**What you need to do:**
Using the listing below, copy every line that mentions "hans".

Data records:

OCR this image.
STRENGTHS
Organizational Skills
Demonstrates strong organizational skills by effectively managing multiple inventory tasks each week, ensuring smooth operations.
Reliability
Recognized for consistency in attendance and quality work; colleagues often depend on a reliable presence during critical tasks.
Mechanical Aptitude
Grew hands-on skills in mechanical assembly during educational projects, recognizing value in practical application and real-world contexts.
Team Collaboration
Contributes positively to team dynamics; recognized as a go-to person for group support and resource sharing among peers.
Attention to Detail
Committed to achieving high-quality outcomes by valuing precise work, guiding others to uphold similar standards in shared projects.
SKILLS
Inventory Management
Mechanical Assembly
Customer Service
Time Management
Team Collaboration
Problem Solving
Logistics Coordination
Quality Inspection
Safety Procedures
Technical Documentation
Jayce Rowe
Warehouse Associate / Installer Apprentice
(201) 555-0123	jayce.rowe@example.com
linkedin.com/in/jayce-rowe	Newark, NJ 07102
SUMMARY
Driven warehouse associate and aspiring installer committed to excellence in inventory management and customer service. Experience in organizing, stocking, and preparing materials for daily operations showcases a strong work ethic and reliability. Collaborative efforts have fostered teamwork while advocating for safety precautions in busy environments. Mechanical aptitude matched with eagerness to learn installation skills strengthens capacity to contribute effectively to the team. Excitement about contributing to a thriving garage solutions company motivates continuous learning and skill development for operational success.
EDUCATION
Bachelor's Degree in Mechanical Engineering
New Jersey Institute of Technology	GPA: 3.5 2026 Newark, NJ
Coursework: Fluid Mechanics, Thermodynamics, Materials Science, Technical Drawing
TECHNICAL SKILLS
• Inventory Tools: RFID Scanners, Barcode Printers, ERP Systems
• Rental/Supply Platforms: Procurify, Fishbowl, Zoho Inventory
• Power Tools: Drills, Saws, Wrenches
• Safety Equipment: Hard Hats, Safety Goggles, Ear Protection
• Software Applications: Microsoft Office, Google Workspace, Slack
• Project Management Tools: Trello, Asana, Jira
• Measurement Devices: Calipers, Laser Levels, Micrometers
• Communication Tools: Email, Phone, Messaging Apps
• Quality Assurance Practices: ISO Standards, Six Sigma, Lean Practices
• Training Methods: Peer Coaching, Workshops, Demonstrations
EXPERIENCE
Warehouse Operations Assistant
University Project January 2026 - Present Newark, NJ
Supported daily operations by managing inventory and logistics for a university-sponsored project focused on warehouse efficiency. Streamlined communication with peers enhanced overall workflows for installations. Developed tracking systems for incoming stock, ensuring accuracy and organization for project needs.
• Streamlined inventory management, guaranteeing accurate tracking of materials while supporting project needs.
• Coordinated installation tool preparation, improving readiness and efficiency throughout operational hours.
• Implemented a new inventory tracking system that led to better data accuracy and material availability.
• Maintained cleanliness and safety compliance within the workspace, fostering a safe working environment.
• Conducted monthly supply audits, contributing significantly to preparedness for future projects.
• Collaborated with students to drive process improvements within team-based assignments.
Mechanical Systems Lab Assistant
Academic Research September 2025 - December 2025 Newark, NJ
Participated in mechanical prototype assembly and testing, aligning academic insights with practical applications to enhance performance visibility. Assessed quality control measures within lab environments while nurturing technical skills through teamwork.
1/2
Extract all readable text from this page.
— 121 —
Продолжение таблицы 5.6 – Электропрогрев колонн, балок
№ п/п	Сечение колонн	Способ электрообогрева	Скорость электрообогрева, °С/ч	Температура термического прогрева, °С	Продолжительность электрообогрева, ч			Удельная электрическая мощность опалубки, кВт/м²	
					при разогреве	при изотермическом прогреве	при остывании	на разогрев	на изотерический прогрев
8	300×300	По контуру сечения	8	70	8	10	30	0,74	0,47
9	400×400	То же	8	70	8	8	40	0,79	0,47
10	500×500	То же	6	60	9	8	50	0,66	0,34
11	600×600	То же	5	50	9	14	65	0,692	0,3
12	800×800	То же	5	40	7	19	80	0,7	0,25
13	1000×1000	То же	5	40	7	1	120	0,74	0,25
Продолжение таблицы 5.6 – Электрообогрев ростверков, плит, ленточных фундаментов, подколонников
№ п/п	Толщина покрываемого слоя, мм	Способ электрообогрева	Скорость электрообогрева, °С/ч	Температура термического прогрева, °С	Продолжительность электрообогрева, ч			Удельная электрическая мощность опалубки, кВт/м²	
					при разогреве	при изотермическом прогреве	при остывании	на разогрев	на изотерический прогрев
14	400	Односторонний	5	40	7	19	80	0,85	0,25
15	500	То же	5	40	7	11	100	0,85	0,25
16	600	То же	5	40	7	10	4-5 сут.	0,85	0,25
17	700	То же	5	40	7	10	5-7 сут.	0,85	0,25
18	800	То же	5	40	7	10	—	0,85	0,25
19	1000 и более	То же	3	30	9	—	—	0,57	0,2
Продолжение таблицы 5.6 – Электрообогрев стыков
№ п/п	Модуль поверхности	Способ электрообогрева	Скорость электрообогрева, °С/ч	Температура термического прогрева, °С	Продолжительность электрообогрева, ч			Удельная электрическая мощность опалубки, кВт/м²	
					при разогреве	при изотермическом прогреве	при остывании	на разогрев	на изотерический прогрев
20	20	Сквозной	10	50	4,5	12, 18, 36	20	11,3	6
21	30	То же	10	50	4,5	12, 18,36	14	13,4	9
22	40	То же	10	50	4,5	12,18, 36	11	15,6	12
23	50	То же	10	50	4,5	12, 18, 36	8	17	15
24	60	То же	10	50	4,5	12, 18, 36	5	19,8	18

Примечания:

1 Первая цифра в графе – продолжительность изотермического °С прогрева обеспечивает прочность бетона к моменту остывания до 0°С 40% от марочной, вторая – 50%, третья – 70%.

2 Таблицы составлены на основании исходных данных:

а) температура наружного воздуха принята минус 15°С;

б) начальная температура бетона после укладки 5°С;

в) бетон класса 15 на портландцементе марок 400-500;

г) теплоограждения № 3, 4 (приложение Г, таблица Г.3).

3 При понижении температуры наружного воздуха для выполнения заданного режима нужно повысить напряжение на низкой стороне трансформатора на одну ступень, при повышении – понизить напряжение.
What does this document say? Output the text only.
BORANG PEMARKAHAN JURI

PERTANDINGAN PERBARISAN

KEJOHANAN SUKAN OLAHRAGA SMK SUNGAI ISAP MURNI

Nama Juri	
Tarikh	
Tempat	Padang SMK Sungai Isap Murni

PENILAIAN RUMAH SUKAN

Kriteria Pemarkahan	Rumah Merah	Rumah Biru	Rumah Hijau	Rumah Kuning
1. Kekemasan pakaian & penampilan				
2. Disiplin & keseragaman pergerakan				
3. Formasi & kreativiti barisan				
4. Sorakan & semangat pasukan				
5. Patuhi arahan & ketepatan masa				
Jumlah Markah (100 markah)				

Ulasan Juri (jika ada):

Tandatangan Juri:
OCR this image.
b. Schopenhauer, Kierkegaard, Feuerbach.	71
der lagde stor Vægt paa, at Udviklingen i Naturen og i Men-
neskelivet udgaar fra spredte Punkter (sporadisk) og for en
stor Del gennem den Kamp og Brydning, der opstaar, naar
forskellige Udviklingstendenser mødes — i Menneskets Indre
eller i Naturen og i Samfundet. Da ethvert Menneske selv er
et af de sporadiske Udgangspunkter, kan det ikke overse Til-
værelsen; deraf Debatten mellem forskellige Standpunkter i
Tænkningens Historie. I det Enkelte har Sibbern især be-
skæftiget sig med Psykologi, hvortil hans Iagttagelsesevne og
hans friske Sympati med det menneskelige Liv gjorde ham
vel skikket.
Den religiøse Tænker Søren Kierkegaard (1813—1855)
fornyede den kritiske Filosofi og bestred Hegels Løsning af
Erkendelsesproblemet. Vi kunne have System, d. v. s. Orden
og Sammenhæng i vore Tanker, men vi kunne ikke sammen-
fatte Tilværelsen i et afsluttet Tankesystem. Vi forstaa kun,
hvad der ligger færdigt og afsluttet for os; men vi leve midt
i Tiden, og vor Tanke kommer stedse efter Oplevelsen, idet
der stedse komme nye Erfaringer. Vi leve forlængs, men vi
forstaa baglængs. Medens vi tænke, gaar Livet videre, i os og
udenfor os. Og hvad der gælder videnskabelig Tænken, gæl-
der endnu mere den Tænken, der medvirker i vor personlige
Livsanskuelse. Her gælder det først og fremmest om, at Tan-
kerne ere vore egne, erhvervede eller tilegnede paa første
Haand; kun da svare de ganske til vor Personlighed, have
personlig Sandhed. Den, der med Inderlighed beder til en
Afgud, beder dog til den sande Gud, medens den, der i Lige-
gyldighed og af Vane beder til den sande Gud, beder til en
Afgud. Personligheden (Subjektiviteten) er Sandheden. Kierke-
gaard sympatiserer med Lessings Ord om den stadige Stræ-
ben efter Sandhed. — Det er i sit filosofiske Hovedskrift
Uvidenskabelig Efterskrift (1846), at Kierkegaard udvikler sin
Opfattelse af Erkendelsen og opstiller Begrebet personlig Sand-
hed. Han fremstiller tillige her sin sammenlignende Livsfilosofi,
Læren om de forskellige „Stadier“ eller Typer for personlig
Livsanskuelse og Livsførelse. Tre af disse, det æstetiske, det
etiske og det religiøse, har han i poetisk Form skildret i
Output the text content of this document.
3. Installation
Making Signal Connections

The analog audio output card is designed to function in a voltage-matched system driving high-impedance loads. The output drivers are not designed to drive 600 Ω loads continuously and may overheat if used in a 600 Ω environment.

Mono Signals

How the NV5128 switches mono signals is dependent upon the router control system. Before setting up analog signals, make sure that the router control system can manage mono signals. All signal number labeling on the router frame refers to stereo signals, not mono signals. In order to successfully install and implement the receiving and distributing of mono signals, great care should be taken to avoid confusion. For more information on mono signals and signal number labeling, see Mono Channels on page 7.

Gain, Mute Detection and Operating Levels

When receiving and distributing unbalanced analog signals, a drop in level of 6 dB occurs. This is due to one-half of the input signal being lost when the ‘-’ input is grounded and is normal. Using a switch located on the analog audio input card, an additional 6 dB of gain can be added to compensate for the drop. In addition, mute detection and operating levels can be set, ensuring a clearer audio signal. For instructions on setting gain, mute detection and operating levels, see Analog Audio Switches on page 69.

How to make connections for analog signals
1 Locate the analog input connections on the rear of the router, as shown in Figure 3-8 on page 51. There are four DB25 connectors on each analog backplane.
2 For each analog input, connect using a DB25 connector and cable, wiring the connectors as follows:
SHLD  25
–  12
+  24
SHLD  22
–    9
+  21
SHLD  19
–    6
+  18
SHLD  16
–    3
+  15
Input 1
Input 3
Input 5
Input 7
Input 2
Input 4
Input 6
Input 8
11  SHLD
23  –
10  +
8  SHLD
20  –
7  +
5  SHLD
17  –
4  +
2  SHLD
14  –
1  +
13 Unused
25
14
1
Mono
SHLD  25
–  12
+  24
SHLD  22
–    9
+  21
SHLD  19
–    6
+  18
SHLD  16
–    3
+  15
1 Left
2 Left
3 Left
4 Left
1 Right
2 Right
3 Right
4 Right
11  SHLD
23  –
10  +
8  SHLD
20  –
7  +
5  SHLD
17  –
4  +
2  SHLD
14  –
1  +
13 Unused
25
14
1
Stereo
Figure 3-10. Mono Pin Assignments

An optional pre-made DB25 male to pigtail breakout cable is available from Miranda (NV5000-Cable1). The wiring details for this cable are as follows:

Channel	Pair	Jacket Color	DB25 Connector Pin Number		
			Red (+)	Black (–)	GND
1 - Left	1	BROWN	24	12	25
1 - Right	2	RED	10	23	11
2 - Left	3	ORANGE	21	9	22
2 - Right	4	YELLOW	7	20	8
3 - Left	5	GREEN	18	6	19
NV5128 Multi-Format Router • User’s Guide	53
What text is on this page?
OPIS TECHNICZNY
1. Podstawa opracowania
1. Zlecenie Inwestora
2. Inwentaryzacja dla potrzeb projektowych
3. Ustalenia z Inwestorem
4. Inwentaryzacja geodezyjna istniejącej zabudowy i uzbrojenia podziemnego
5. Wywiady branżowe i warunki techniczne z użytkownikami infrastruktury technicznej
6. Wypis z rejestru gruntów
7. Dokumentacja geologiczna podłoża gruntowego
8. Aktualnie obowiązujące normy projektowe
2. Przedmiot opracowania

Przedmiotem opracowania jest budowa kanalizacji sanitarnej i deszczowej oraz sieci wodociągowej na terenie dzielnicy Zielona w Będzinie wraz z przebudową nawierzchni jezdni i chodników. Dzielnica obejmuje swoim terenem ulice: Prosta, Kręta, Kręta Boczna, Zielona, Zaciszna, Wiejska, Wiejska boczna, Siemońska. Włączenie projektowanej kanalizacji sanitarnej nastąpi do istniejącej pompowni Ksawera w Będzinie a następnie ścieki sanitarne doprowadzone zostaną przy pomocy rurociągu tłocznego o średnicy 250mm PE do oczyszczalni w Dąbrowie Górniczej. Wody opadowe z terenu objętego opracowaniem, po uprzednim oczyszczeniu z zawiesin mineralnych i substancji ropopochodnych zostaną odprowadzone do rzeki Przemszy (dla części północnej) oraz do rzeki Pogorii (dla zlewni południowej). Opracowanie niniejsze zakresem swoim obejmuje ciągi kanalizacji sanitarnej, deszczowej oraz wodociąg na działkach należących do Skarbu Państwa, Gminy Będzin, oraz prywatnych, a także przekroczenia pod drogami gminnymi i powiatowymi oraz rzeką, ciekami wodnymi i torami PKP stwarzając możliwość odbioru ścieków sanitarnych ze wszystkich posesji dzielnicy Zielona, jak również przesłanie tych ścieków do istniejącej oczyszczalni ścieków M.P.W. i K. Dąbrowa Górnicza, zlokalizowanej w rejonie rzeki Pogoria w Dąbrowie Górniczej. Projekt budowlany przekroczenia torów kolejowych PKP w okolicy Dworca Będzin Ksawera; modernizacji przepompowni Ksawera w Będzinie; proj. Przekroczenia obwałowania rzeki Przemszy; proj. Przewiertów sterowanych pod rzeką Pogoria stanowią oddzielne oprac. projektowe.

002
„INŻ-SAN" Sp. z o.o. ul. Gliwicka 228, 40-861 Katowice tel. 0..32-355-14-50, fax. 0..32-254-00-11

**Response to this task:**
skæftiget sig med Psykologi, hvortil hans Iagttagelsesevne og
hans friske Sympati med det menneskelige Liv gjorde ham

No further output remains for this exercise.